Dataset records:

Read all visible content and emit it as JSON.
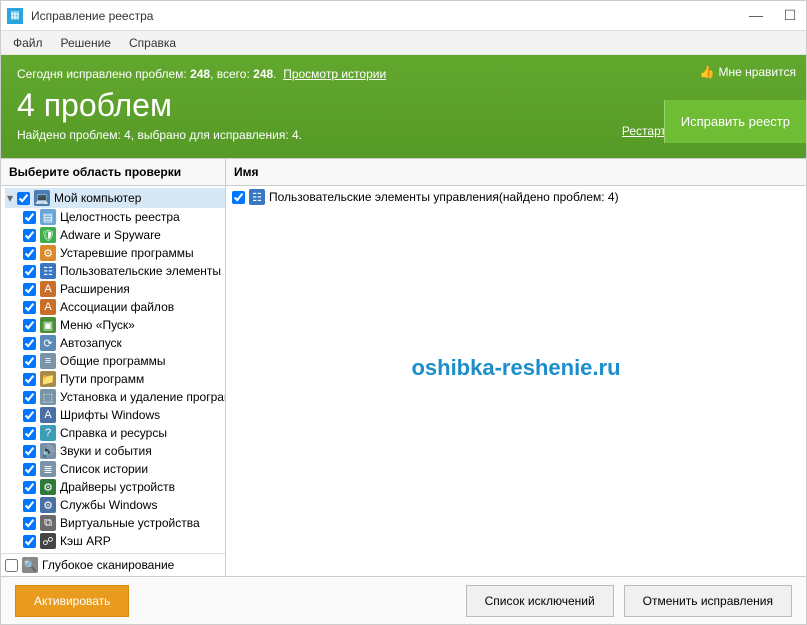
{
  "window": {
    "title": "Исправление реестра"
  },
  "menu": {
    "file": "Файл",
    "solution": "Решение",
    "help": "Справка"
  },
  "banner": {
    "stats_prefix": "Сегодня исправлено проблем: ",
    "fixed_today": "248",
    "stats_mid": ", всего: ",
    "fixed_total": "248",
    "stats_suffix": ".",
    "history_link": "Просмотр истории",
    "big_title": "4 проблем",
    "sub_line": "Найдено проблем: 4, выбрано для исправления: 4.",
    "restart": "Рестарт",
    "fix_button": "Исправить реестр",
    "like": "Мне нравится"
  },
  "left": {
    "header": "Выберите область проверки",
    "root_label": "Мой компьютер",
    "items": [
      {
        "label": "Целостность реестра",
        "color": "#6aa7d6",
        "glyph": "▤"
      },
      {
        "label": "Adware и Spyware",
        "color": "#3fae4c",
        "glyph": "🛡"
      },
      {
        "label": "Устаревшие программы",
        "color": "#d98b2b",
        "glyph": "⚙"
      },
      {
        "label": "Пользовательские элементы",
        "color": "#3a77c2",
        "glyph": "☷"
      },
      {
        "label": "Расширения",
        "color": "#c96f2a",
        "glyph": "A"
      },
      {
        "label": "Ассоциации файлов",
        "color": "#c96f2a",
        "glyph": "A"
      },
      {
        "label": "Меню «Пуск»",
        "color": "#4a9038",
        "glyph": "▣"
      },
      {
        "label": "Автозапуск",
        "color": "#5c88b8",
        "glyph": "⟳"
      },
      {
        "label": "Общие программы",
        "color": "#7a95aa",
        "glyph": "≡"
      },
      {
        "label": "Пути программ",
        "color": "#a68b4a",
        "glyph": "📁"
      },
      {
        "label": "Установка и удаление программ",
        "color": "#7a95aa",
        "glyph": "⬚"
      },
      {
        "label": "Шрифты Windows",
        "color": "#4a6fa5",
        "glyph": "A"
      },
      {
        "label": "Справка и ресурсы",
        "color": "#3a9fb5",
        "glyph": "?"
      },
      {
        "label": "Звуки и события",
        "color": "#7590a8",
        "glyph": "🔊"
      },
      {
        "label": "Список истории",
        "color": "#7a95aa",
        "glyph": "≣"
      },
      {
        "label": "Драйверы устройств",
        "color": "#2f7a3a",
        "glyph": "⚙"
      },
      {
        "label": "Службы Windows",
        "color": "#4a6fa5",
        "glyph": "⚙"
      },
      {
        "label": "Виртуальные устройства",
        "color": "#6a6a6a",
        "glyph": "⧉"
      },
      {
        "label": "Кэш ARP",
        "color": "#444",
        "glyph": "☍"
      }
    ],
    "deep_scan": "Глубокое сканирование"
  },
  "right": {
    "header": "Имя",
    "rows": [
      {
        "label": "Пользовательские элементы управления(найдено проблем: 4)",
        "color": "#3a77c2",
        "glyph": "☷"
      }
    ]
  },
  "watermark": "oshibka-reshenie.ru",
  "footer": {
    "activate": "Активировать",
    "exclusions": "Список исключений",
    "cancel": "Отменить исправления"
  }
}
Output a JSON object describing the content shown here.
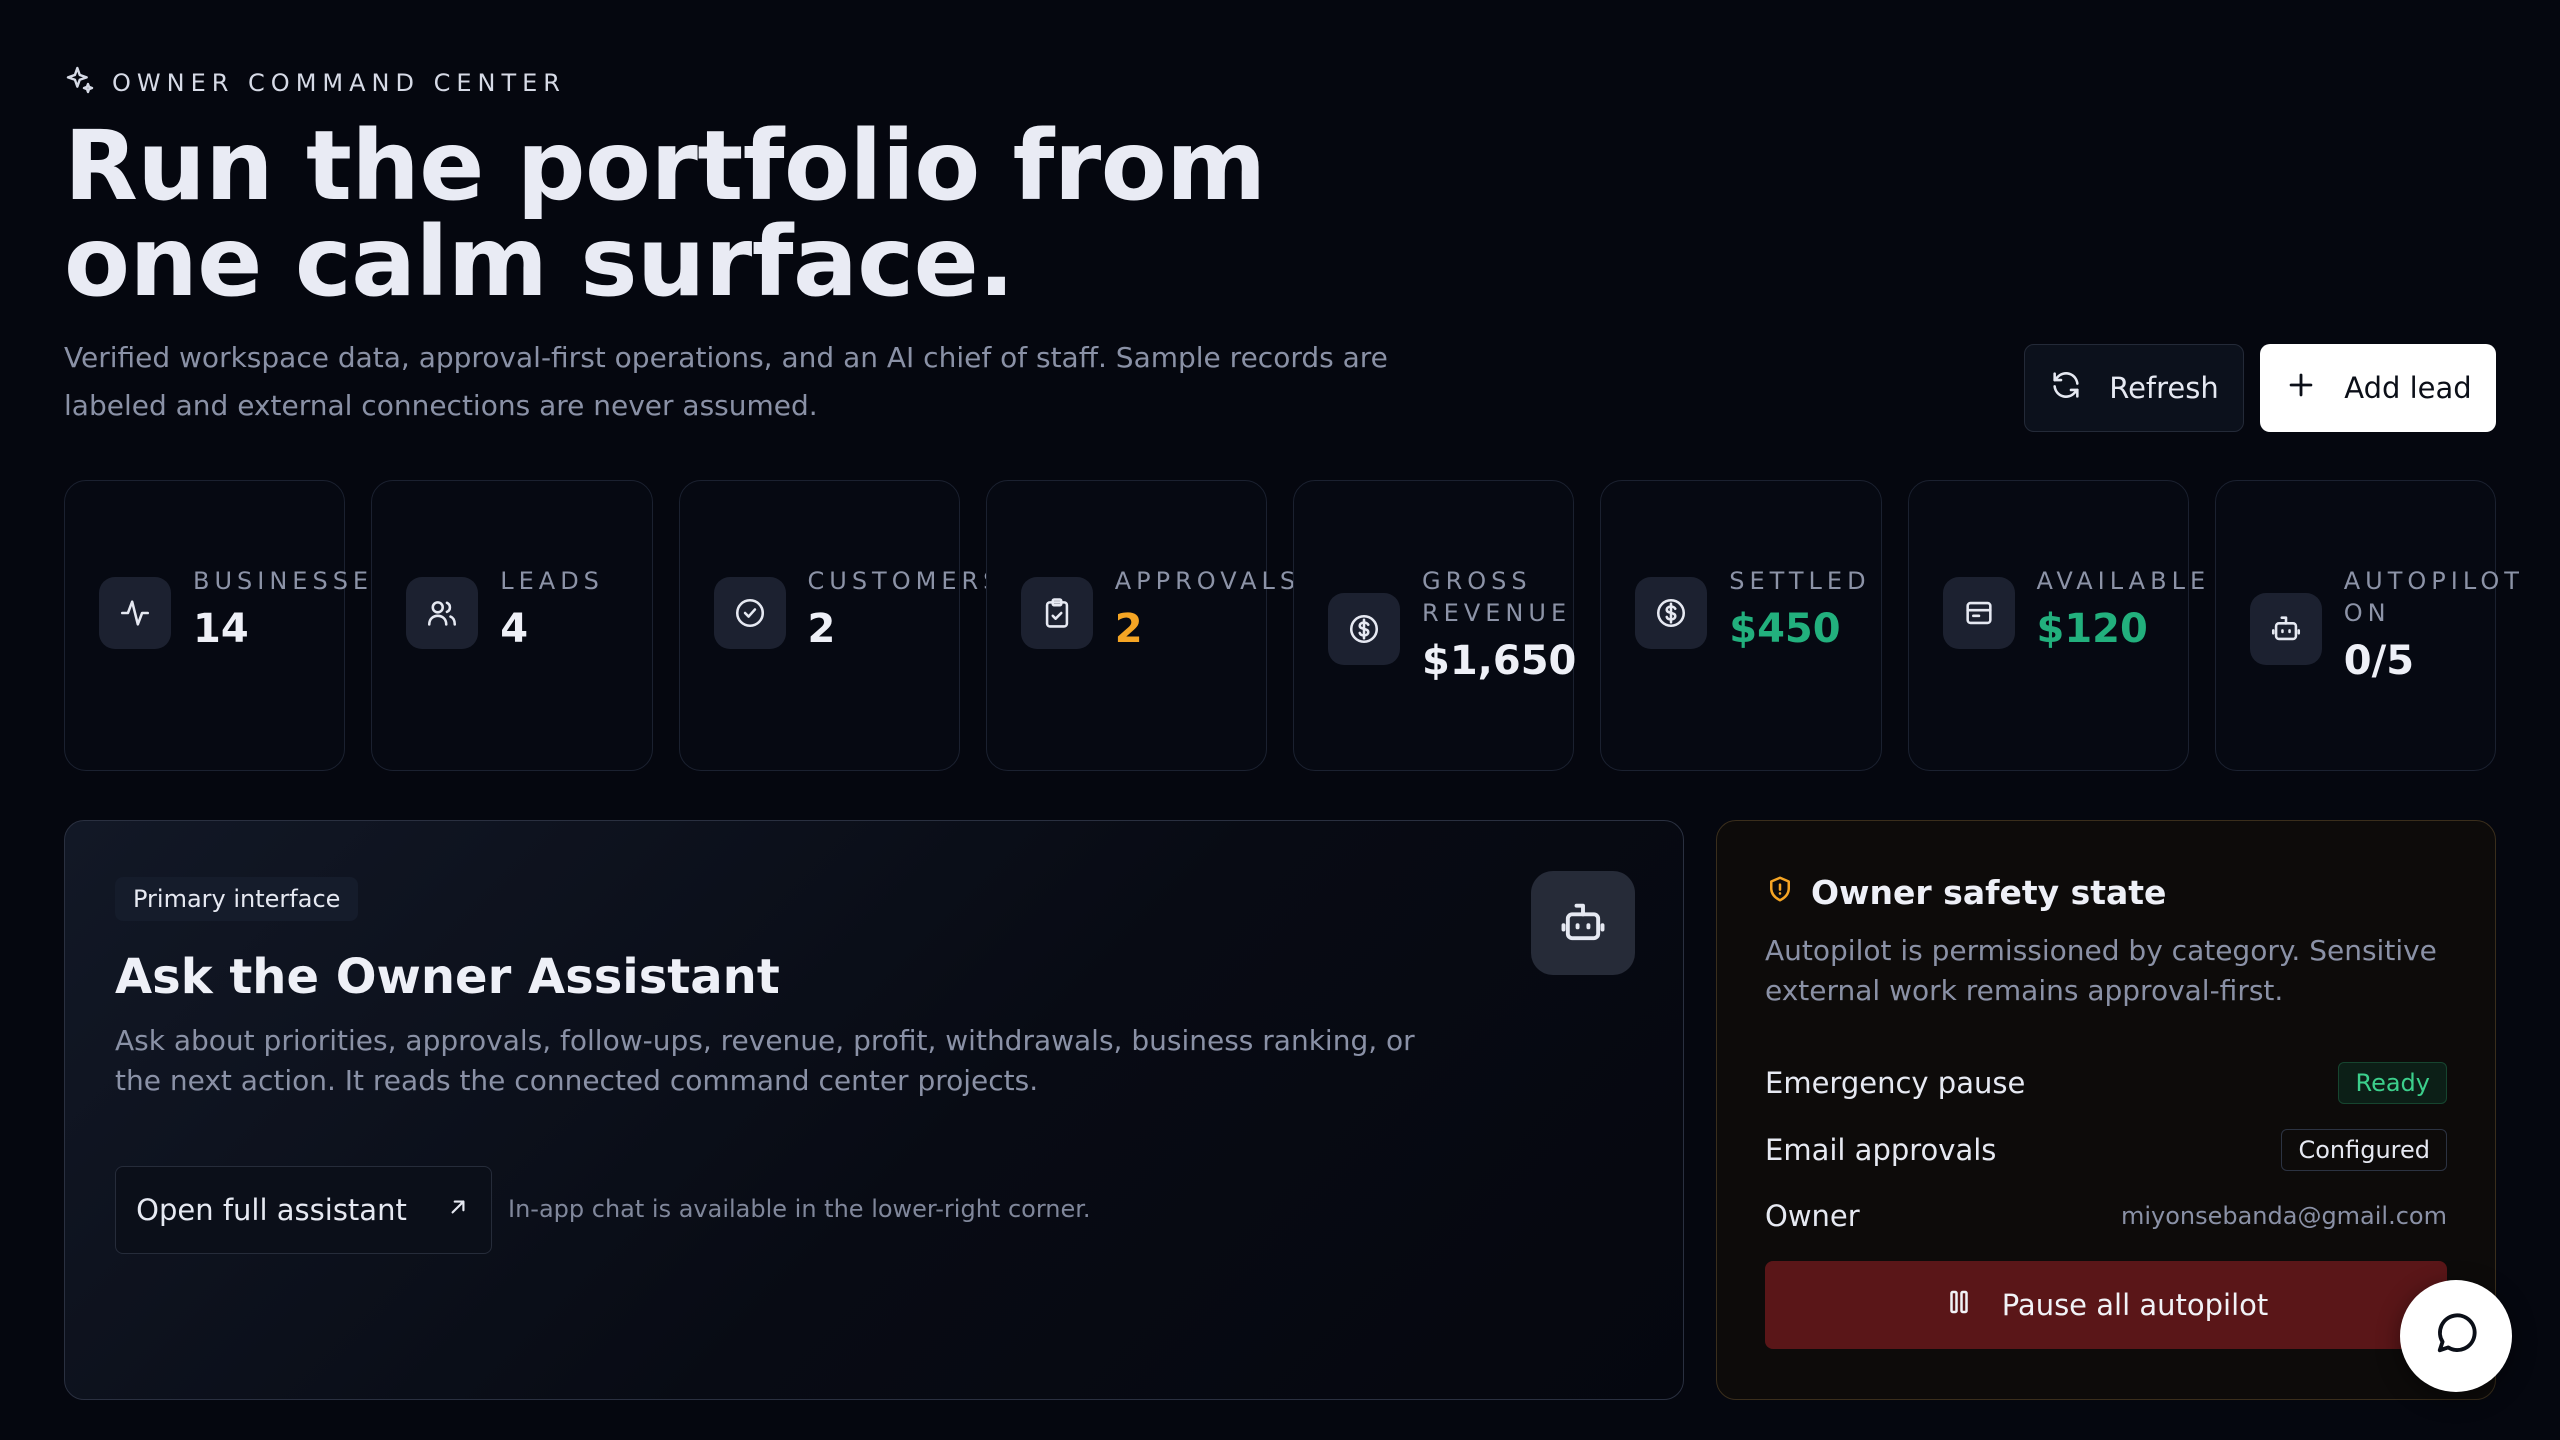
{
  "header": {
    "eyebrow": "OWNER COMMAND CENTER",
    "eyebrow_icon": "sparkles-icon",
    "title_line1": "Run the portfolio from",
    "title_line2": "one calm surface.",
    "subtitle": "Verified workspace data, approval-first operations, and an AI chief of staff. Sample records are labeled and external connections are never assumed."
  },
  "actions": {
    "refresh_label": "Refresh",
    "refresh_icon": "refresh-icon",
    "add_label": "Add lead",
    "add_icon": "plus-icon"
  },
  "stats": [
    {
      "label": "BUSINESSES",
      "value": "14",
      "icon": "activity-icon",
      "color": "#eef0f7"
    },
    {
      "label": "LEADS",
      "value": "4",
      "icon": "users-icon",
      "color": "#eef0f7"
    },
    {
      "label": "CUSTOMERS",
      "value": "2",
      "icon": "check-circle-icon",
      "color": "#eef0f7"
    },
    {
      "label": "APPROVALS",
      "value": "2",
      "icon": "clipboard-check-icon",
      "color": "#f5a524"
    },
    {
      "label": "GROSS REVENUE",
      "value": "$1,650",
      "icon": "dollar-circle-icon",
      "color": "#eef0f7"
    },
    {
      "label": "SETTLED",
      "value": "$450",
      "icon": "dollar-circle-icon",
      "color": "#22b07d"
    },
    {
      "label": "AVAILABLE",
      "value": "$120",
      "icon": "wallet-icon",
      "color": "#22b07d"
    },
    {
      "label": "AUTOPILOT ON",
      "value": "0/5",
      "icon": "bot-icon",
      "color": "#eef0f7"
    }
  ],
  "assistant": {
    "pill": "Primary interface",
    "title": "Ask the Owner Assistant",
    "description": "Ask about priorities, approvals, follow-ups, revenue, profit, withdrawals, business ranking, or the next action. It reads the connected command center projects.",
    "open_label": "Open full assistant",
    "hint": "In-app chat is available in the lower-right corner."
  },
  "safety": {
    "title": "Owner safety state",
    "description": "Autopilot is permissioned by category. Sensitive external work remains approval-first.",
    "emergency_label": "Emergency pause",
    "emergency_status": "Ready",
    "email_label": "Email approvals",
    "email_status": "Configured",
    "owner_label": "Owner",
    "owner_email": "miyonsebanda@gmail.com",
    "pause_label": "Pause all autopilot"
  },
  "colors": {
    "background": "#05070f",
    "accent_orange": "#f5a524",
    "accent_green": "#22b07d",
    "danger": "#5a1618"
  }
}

**SET EXERCISE**. For the string "value", count the lines of the entries above that include it; answer with the number only.

**RESULT FOR THIS TASK**. 8